**INSTRUCTIONS FOR THE TASK**:
Convert every line of the data below into a JSON list of strings, one string per line, with blank lines omitted.

**DATA**:
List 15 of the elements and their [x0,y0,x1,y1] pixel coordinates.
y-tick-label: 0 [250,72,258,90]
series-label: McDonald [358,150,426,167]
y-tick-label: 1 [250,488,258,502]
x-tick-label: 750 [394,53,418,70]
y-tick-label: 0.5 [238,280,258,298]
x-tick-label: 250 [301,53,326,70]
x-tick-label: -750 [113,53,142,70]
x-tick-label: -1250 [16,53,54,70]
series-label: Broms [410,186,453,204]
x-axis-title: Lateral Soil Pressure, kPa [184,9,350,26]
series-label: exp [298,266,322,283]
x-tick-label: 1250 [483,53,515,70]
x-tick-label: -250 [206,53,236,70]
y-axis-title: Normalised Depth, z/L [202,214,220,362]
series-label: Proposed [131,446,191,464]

**FULL OUTPUT**:
[
  "List 15 of the elements and their [x0,y0,x1,y1] pixel coordinates.",
  "y-tick-label: 0 [250,72,258,90]",
  "series-label: McDonald [358,150,426,167]",
  "y-tick-label: 1 [250,488,258,502]",
  "x-tick-label: 750 [394,53,418,70]",
  "y-tick-label: 0.5 [238,280,258,298]",
  "x-tick-label: 250 [301,53,326,70]",
  "x-tick-label: -750 [113,53,142,70]",
  "x-tick-label: -1250 [16,53,54,70]",
  "series-label: Broms [410,186,453,204]",
  "x-axis-title: Lateral Soil Pressure, kPa [184,9,350,26]",
  "series-label: exp [298,266,322,283]",
  "x-tick-label: 1250 [483,53,515,70]",
  "x-tick-label: -250 [206,53,236,70]",
  "y-axis-title: Normalised Depth, z/L [202,214,220,362]",
  "series-label: Proposed [131,446,191,464]"
]